* [TASK BRIEF] In the material below, list every line carrying the string "period".

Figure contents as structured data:
* * *

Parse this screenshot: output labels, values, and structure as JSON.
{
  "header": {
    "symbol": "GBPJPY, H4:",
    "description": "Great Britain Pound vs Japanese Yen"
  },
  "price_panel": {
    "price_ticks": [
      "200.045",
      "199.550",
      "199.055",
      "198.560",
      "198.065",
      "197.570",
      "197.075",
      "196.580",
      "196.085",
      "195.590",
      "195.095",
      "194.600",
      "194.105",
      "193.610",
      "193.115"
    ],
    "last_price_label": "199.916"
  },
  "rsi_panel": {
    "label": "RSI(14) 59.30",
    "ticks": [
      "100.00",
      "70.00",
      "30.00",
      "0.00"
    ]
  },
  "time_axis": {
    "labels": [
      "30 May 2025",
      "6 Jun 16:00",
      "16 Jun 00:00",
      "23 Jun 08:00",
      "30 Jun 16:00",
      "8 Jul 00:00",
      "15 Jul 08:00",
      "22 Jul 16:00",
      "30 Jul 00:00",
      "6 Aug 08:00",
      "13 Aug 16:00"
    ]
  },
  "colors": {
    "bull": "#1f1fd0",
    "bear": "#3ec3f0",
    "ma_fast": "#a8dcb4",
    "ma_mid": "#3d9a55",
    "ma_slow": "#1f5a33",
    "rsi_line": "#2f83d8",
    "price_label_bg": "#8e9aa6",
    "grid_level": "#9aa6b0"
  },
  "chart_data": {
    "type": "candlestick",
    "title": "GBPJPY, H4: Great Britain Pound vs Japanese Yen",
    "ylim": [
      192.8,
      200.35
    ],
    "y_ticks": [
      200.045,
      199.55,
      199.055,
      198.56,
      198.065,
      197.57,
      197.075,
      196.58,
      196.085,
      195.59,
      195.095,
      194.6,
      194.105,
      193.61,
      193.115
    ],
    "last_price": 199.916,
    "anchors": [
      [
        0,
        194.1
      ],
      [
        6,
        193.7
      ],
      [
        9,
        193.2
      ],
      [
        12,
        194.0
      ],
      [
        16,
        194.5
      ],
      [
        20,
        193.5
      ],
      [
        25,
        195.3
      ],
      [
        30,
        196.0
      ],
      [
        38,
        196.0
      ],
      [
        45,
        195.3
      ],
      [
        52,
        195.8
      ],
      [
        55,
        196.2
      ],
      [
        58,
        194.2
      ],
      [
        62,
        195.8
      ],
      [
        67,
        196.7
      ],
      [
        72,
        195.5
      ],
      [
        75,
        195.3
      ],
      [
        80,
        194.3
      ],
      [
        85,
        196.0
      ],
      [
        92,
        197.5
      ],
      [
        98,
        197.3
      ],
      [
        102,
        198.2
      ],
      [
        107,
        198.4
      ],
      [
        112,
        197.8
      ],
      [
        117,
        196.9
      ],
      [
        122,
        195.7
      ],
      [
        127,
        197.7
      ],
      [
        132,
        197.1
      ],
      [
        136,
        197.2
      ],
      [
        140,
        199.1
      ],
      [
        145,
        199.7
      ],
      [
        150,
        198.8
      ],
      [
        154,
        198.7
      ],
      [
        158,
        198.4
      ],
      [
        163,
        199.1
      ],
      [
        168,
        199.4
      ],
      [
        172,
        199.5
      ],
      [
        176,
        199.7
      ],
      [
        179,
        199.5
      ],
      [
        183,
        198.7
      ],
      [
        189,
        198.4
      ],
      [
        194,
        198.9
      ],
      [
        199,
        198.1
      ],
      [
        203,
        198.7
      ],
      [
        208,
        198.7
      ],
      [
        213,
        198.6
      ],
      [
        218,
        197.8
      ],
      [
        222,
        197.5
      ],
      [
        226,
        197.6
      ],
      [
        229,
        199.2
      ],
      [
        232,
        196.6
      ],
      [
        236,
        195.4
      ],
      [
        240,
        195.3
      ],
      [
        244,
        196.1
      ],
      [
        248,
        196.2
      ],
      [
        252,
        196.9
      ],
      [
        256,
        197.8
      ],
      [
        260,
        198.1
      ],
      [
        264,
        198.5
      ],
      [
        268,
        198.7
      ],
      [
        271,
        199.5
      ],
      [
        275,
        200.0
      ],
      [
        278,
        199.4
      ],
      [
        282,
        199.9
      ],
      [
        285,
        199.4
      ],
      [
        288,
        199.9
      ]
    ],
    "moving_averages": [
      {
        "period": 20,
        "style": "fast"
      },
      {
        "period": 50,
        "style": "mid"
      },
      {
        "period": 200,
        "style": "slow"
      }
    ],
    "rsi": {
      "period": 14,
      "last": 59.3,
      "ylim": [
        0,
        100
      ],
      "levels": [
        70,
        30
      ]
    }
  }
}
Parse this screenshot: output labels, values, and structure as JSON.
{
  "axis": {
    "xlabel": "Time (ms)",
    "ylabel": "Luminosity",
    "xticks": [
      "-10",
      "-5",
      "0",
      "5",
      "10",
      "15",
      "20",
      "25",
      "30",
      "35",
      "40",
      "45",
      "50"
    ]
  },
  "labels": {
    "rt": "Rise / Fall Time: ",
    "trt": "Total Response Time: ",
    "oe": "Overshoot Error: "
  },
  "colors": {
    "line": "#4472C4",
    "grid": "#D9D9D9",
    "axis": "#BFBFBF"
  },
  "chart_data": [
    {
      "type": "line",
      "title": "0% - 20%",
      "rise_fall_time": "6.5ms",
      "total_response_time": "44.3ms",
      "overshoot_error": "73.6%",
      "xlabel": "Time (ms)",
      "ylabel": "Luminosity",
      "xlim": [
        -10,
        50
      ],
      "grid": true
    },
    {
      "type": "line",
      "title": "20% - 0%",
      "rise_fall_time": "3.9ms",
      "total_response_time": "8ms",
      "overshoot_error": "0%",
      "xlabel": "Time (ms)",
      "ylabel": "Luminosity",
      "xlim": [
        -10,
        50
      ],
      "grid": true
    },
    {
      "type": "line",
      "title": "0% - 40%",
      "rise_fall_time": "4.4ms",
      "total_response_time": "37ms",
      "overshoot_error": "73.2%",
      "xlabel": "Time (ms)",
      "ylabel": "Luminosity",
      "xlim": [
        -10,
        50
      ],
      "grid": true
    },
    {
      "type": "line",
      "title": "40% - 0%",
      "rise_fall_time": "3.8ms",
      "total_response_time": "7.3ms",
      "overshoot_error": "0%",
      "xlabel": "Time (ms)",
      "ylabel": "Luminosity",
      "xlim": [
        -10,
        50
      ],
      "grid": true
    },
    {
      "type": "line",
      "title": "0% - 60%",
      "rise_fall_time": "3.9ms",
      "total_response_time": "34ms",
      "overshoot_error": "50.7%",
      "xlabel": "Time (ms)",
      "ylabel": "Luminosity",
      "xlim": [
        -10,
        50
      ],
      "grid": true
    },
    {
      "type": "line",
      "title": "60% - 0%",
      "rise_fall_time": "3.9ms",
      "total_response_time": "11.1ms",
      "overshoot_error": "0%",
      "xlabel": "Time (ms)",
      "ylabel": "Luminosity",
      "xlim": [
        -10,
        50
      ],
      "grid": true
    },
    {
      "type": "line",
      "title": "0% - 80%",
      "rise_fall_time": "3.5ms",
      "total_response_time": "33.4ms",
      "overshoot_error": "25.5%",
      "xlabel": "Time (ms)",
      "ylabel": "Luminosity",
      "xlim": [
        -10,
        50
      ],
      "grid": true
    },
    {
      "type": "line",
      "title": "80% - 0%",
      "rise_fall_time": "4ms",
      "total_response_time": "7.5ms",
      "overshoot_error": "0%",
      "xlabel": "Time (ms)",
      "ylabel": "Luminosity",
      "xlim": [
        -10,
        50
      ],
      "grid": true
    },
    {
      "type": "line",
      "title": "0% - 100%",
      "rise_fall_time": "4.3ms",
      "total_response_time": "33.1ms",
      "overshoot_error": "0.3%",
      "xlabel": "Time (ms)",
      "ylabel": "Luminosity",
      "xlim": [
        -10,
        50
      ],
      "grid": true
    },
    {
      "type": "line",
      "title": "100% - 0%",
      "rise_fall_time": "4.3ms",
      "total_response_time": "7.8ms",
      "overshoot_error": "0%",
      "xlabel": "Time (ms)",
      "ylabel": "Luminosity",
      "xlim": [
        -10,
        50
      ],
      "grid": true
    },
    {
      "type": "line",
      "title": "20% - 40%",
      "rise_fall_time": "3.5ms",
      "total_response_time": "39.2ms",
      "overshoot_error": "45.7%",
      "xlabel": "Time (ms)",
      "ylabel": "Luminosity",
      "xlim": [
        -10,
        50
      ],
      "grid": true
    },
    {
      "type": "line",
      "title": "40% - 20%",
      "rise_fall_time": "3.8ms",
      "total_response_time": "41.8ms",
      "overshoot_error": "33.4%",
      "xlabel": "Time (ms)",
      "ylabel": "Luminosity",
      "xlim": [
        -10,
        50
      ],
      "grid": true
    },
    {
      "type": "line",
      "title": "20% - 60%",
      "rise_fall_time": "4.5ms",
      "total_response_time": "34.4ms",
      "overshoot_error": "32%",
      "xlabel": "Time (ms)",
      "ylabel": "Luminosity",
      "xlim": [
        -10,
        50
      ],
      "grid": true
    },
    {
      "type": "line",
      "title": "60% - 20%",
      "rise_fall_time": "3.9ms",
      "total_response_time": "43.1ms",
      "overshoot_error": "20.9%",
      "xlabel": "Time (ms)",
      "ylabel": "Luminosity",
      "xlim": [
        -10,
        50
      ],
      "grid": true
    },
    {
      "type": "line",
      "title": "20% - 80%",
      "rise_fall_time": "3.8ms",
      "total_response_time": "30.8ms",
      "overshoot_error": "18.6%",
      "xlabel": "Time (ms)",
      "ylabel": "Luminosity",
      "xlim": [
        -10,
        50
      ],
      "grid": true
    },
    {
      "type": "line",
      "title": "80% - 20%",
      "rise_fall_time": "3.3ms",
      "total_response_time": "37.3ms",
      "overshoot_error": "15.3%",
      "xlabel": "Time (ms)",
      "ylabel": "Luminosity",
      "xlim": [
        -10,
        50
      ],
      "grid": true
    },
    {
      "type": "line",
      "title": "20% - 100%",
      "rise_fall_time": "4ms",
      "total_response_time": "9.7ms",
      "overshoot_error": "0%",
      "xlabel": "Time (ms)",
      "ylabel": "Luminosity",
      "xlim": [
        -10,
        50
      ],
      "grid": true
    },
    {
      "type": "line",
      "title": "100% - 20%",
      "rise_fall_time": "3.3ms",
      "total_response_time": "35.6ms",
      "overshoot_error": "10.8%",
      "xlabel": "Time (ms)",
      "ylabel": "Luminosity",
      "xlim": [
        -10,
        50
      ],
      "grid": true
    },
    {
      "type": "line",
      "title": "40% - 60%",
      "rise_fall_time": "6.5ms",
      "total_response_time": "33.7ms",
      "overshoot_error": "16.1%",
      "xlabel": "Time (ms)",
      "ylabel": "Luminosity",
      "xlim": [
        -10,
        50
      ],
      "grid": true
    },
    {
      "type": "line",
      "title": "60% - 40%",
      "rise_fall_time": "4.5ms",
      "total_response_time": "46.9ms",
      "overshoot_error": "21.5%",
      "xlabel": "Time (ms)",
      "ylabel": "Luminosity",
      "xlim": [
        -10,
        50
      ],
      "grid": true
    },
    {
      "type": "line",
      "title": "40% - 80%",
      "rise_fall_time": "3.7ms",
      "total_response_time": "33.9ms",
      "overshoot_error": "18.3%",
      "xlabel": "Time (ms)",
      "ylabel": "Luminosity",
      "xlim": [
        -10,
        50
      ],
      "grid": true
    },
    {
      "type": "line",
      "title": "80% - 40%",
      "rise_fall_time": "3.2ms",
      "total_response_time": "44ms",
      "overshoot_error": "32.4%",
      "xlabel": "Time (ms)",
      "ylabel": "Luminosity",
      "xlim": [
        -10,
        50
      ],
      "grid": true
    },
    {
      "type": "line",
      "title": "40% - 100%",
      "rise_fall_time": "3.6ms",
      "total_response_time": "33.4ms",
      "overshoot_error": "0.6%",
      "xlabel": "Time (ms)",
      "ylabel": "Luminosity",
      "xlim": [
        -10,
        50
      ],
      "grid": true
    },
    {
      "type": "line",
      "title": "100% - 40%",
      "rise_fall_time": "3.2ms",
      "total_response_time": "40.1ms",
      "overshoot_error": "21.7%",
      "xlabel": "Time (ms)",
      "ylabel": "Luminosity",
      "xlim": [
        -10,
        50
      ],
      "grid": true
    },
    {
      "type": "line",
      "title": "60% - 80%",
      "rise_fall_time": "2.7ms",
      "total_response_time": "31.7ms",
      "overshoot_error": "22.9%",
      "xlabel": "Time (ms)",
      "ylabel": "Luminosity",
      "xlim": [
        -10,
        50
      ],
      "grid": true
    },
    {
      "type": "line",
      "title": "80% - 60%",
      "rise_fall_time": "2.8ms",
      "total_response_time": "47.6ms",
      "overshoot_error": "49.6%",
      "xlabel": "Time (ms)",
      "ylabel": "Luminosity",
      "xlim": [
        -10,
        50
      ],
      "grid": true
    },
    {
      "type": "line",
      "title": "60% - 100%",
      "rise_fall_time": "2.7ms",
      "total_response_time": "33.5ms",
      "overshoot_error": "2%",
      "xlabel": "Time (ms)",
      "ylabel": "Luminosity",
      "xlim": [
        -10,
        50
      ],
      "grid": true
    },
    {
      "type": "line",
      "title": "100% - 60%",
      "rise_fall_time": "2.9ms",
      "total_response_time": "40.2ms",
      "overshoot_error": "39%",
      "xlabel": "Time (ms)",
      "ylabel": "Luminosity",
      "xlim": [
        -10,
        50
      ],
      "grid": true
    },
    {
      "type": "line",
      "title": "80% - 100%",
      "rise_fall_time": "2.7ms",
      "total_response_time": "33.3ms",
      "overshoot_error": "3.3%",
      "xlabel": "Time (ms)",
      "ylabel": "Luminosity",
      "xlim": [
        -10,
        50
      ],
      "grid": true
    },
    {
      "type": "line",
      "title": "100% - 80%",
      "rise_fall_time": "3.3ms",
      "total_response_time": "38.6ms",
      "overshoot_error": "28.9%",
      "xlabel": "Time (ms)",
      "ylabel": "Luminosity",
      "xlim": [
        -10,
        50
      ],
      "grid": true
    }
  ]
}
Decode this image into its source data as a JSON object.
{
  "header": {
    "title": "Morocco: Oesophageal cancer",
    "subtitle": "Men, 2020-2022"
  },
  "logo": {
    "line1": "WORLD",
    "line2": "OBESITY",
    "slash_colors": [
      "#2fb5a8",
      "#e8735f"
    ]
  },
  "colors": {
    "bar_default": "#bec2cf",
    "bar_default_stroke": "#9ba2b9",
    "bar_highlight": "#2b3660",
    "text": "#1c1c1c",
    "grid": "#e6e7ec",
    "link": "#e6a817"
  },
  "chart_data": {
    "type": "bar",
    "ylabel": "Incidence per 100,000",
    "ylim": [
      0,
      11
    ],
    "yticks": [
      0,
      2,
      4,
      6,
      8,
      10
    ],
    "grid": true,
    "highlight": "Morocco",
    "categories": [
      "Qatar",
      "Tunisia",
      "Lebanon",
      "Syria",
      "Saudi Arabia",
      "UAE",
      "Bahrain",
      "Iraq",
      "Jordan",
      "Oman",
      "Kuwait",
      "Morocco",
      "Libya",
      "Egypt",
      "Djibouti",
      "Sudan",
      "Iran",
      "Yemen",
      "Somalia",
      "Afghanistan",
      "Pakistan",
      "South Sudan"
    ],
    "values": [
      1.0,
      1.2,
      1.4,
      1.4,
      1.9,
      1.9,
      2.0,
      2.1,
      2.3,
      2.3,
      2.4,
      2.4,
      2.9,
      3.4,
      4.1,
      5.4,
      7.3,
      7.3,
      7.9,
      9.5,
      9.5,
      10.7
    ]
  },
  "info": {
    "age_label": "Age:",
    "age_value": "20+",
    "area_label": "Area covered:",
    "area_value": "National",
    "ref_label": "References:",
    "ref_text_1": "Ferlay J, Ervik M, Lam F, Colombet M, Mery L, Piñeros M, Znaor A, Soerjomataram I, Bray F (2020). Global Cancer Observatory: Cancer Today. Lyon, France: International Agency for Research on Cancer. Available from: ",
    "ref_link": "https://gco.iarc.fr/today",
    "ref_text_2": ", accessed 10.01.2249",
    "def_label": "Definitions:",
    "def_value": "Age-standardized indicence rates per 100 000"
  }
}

* * *

* [EXERCISE RESULT]
        "period": 20,
        "period": 50,
        "period": 200,
      "period": 14,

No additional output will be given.